═══ The data
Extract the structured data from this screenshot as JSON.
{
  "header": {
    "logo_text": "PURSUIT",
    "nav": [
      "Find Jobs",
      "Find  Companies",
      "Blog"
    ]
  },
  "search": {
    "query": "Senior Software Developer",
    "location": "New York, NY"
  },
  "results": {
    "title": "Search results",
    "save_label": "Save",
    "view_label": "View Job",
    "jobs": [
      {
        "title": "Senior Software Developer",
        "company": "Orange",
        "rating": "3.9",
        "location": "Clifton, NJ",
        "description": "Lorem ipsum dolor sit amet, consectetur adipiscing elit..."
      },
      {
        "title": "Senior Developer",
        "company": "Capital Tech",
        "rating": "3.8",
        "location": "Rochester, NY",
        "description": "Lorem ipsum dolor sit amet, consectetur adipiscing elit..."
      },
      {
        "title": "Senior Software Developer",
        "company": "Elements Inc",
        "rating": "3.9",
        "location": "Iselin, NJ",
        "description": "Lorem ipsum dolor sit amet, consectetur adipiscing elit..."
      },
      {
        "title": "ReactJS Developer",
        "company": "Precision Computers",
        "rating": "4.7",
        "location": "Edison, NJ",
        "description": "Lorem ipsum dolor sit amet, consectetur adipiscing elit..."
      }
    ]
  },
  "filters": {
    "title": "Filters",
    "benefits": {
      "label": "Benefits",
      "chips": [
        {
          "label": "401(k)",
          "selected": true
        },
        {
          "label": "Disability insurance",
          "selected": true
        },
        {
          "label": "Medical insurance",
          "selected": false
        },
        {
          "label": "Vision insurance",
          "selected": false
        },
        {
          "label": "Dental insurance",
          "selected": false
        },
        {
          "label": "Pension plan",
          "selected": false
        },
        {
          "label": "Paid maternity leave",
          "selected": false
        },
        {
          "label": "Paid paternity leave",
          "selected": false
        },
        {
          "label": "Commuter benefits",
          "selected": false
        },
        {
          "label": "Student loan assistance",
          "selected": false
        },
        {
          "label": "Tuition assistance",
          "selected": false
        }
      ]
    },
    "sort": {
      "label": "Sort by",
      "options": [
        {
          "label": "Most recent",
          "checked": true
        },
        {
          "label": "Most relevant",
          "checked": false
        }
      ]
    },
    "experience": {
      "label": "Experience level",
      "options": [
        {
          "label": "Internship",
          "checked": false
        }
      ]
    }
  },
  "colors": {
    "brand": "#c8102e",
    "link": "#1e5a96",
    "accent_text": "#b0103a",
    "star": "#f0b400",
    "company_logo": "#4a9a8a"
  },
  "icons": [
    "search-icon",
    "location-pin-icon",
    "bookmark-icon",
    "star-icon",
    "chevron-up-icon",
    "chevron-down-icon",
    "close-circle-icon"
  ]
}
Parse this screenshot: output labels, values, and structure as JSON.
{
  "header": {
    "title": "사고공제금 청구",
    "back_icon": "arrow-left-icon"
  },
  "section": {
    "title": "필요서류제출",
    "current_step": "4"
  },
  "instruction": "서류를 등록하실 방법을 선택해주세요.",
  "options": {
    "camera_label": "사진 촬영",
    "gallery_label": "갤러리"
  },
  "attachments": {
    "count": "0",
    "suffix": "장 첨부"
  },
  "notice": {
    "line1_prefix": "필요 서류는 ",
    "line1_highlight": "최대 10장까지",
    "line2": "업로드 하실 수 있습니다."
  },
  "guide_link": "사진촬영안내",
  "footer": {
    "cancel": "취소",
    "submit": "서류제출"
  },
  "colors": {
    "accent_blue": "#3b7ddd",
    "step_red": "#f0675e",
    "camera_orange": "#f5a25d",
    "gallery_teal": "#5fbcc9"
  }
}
══════
> _Work to be completed_
Repeat the entries shown above, every one, word for word.

> _Solution_
Extract the structured data from this screenshot as JSON.
{
  "header": {
    "logo_text": "PURSUIT",
    "nav": [
      "Find Jobs",
      "Find  Companies",
      "Blog"
    ]
  },
  "search": {
    "query": "Senior Software Developer",
    "location": "New York, NY"
  },
  "results": {
    "title": "Search results",
    "save_label": "Save",
    "view_label": "View Job",
    "jobs": [
      {
        "title": "Senior Software Developer",
        "company": "Orange",
        "rating": "3.9",
        "location": "Clifton, NJ",
        "description": "Lorem ipsum dolor sit amet, consectetur adipiscing elit..."
      },
      {
        "title": "Senior Developer",
        "company": "Capital Tech",
        "rating": "3.8",
        "location": "Rochester, NY",
        "description": "Lorem ipsum dolor sit amet, consectetur adipiscing elit..."
      },
      {
        "title": "Senior Software Developer",
        "company": "Elements Inc",
        "rating": "3.9",
        "location": "Iselin, NJ",
        "description": "Lorem ipsum dolor sit amet, consectetur adipiscing elit..."
      },
      {
        "title": "ReactJS Developer",
        "company": "Precision Computers",
        "rating": "4.7",
        "location": "Edison, NJ",
        "description": "Lorem ipsum dolor sit amet, consectetur adipiscing elit..."
      }
    ]
  },
  "filters": {
    "title": "Filters",
    "benefits": {
      "label": "Benefits",
      "chips": [
        {
          "label": "401(k)",
          "selected": true
        },
        {
          "label": "Disability insurance",
          "selected": true
        },
        {
          "label": "Medical insurance",
          "selected": false
        },
        {
          "label": "Vision insurance",
          "selected": false
        },
        {
          "label": "Dental insurance",
          "selected": false
        },
        {
          "label": "Pension plan",
          "selected": false
        },
        {
          "label": "Paid maternity leave",
          "selected": false
        },
        {
          "label": "Paid paternity leave",
          "selected": false
        },
        {
          "label": "Commuter benefits",
          "selected": false
        },
        {
          "label": "Student loan assistance",
          "selected": false
        },
        {
          "label": "Tuition assistance",
          "selected": false
        }
      ]
    },
    "sort": {
      "label": "Sort by",
      "options": [
        {
          "label": "Most recent",
          "checked": true
        },
        {
          "label": "Most relevant",
          "checked": false
        }
      ]
    },
    "experience": {
      "label": "Experience level",
      "options": [
        {
          "label": "Internship",
          "checked": false
        }
      ]
    }
  },
  "colors": {
    "brand": "#c8102e",
    "link": "#1e5a96",
    "accent_text": "#b0103a",
    "star": "#f0b400",
    "company_logo": "#4a9a8a"
  },
  "icons": [
    "search-icon",
    "location-pin-icon",
    "bookmark-icon",
    "star-icon",
    "chevron-up-icon",
    "chevron-down-icon",
    "close-circle-icon"
  ]
}
Parse this screenshot: output labels, values, and structure as JSON.
{
  "header": {
    "title": "사고공제금 청구",
    "back_icon": "arrow-left-icon"
  },
  "section": {
    "title": "필요서류제출",
    "current_step": "4"
  },
  "instruction": "서류를 등록하실 방법을 선택해주세요.",
  "options": {
    "camera_label": "사진 촬영",
    "gallery_label": "갤러리"
  },
  "attachments": {
    "count": "0",
    "suffix": "장 첨부"
  },
  "notice": {
    "line1_prefix": "필요 서류는 ",
    "line1_highlight": "최대 10장까지",
    "line2": "업로드 하실 수 있습니다."
  },
  "guide_link": "사진촬영안내",
  "footer": {
    "cancel": "취소",
    "submit": "서류제출"
  },
  "colors": {
    "accent_blue": "#3b7ddd",
    "step_red": "#f0675e",
    "camera_orange": "#f5a25d",
    "gallery_teal": "#5fbcc9"
  }
}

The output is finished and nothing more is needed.